Recorded data:

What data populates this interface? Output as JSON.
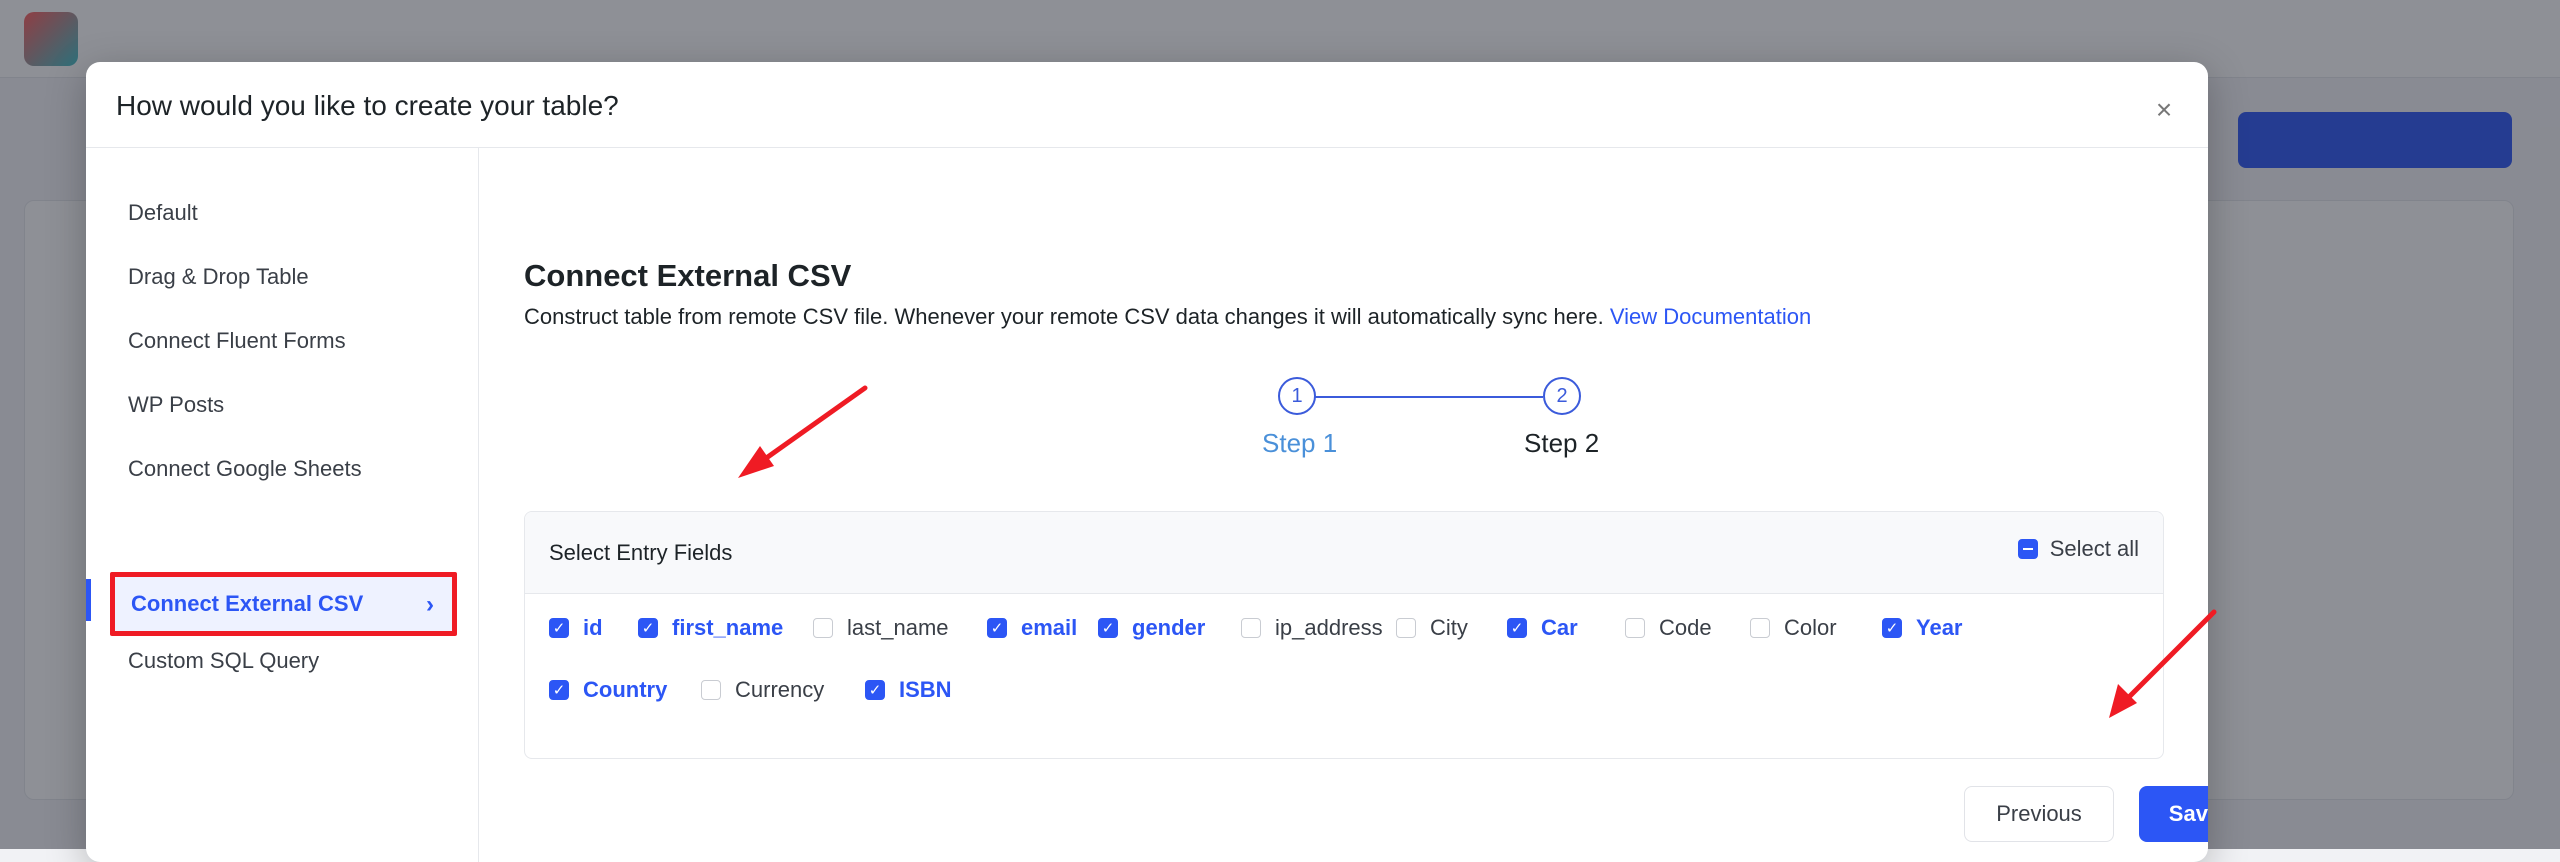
{
  "background": {
    "app_name": "",
    "nav": [
      "",
      "",
      ""
    ],
    "page_title": "",
    "create_button": ""
  },
  "modal": {
    "title": "How would you like to create your table?",
    "close_icon": "close-icon",
    "sidebar": {
      "items": [
        {
          "label": "Default"
        },
        {
          "label": "Drag & Drop Table"
        },
        {
          "label": "Connect Fluent Forms"
        },
        {
          "label": "WP Posts"
        },
        {
          "label": "Connect Google Sheets"
        },
        {
          "label": "Connect External CSV",
          "active": true
        },
        {
          "label": "Custom SQL Query"
        }
      ]
    },
    "content": {
      "title": "Connect External CSV",
      "description": "Construct table from remote CSV file. Whenever your remote CSV data changes it will automatically sync here.",
      "doc_link": "View Documentation",
      "steps": [
        {
          "number": "1",
          "label": "Step 1",
          "active": true
        },
        {
          "number": "2",
          "label": "Step 2",
          "active": false
        }
      ],
      "fields_heading": "Select Entry Fields",
      "select_all_label": "Select all",
      "fields": [
        {
          "label": "id",
          "checked": true
        },
        {
          "label": "first_name",
          "checked": true
        },
        {
          "label": "last_name",
          "checked": false
        },
        {
          "label": "email",
          "checked": true
        },
        {
          "label": "gender",
          "checked": true
        },
        {
          "label": "ip_address",
          "checked": false
        },
        {
          "label": "City",
          "checked": false
        },
        {
          "label": "Car",
          "checked": true
        },
        {
          "label": "Code",
          "checked": false
        },
        {
          "label": "Color",
          "checked": false
        },
        {
          "label": "Year",
          "checked": true
        },
        {
          "label": "Country",
          "checked": true
        },
        {
          "label": "Currency",
          "checked": false
        },
        {
          "label": "ISBN",
          "checked": true
        }
      ],
      "buttons": {
        "previous": "Previous",
        "save": "Save"
      }
    }
  },
  "colors": {
    "accent": "#2c56f5",
    "highlight_border": "#ef1b24",
    "annotation_arrow": "#ef1b24"
  }
}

Short problem:
Search the entries for the string "Select" and collect each line that has it.

Solution to the exercise:
      "fields_heading": "Select Entry Fields",
      "select_all_label": "Select all",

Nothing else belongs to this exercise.